Document segment =>
==============================

Why Use Virtual Colonoscopy?
The first question that needs to be asked and answered is: “Why consider virtual colonoscopy at all?” After all, there are other techniques available to evaluate the colon, including fecal occult blood testing, sigmoidoscopy, barium enema, and conventional colonoscopy. (See section of this website entitled "Traditional Methods of Colorectal Screening: Advantages, Problems, and Comparisons.")
Like conventional colonoscopy, virtual colonoscopy allows for the evaluation of the entire surface of the colon for polyps and cancers. So far, virtual colonoscopy has shown promise in detecting 75 to 100 percent of polyps and cancers of the colon and rectum that are 10 mm in diameter or wider (1, 3, 25-31). In addition, a recent study showed that among potential patients considering colon cancer screening, 60.2 percent favored the idea of virtual colonoscopy, 25.7 percent preferred the idea of conventional colonoscopy, and 14.1 percent had no preference (32). However, in this same study, physicians generally favored conventional colonoscopy because it allowed direct visualization of the mucous membrane of the colon and rectum with the opportunity to excise and biopsy suspicious lesions.

==============================

Parts of the exercise =>
1. Translate this sentence from the virtual colonoscopy passage into Spanish: "Like conventional colonoscopy, virtual colonoscopy allows for the evaluation of the entire surface of the colon for polyps and cancers."
2. Output the part of the virtual colonoscopy passage starting at "Like conventional colonoscopy, virtual" and ending at "biopsy suspicious lesions.", copied exactly.
3. Pick up the passage on virtual colonoscopy after its last sentence and continue it.

Dataset entries =>
==============================

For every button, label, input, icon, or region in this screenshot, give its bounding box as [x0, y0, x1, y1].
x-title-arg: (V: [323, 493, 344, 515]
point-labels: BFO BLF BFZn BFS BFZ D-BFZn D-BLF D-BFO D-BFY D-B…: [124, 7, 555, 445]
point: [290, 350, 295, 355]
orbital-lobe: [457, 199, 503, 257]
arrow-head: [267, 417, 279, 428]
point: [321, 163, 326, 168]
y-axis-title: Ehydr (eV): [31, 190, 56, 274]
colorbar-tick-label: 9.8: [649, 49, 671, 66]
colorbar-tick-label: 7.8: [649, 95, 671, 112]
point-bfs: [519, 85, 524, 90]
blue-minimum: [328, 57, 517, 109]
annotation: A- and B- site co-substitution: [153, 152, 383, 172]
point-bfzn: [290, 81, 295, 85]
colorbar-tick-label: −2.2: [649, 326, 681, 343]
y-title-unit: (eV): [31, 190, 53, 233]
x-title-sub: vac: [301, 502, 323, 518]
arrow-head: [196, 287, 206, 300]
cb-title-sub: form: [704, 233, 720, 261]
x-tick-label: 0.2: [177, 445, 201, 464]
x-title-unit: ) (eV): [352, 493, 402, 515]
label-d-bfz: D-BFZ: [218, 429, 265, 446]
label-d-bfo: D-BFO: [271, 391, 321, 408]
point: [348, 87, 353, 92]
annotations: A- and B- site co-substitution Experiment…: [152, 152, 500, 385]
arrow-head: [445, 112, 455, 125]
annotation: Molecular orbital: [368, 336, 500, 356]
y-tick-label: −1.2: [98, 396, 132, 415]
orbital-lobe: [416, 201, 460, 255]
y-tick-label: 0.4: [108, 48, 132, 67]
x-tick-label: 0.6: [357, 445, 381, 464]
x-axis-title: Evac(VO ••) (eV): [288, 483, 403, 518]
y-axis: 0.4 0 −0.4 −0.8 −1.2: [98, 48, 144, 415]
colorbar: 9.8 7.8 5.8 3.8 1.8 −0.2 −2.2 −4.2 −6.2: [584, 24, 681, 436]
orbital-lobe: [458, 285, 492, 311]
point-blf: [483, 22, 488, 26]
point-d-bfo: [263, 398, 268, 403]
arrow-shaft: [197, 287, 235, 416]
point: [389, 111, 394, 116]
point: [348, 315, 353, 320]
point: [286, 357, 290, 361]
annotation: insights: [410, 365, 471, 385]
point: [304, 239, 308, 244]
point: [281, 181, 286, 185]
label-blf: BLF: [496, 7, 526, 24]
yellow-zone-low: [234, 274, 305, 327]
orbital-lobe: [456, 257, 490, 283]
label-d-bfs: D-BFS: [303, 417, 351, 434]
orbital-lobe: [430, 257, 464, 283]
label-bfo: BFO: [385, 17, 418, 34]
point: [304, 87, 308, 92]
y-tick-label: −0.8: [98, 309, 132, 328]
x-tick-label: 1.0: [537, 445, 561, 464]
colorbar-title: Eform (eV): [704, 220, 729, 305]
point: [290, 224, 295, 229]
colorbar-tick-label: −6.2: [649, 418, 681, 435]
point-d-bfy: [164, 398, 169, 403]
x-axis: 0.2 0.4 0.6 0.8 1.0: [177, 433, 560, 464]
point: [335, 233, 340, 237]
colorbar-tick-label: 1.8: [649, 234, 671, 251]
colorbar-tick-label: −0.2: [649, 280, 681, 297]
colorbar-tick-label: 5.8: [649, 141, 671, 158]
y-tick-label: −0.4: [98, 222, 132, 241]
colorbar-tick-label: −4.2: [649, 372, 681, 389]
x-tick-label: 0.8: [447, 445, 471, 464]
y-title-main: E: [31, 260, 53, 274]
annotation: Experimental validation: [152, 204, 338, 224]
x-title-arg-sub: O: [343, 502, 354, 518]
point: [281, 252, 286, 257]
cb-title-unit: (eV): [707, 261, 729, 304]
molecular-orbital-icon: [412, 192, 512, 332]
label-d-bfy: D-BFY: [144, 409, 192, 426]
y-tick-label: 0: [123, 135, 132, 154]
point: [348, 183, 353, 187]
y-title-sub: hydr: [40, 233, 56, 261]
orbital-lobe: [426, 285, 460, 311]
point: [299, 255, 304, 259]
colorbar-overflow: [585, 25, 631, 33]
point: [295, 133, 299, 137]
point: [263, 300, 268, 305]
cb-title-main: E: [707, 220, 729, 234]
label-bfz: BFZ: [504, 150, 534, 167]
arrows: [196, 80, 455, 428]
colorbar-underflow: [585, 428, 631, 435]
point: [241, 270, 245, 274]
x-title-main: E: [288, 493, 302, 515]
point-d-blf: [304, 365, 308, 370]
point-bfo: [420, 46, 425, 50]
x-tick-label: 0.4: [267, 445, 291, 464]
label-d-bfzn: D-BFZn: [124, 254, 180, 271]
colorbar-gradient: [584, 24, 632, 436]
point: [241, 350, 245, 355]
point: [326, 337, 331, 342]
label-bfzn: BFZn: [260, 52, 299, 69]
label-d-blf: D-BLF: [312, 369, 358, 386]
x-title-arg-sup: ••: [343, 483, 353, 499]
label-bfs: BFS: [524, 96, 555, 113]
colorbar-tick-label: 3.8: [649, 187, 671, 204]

==============================

Answers for this exercise =>
1. Al igual que la colonoscopia convencional, la colonoscopia virtual permite evaluar toda la superficie del colon en busca de pólipos y cánceres.

2.
Like conventional colonoscopy, virtual colonoscopy allows for the evaluation of the entire surface of the colon for polyps and cancers. So far, virtual colonoscopy has shown promise in detecting 75 to 100 percent of polyps and cancers of the colon and rectum that are 10 mm in diameter or wider (1, 3, 25-31). In addition, a recent study showed that among potential patients considering colon cancer screening, 60.2 percent favored the idea of virtual colonoscopy, 25.7 percent preferred the idea of conventional colonoscopy, and 14.1 percent had no preference (32). However, in this same study, physicians generally favored conventional colonoscopy because it allowed direct visualization of the mucous membrane of the colon and rectum with the opportunity to excise and biopsy suspicious lesions.

3.
So returning to the original question: “Why should we pursue the clinical evaluation of virtual colonoscopy?” Colorectal cancer is preventable or curable if detected early. Yet there are limitations to the current available screening options and many patients are reluctant to undergo colorectal screening. The disease still affects an unnecessarily large number of people (150,000/year) and many die from it (60,000/year). If virtual colonoscopy can prove effective in detecting precancerous lesions it would aid in the ability to screen the large number of patients who are currently eligible for screening. In addition to its use as a screening test, there are numerous other potential clinical uses for virtual colonoscopy. These include evaluating the colon after an incomplete traditional colonoscopy examination or near an obstructing cancer, in elderly patients, in patients with another serious illness, and in patients who are unable to tolerate sedation.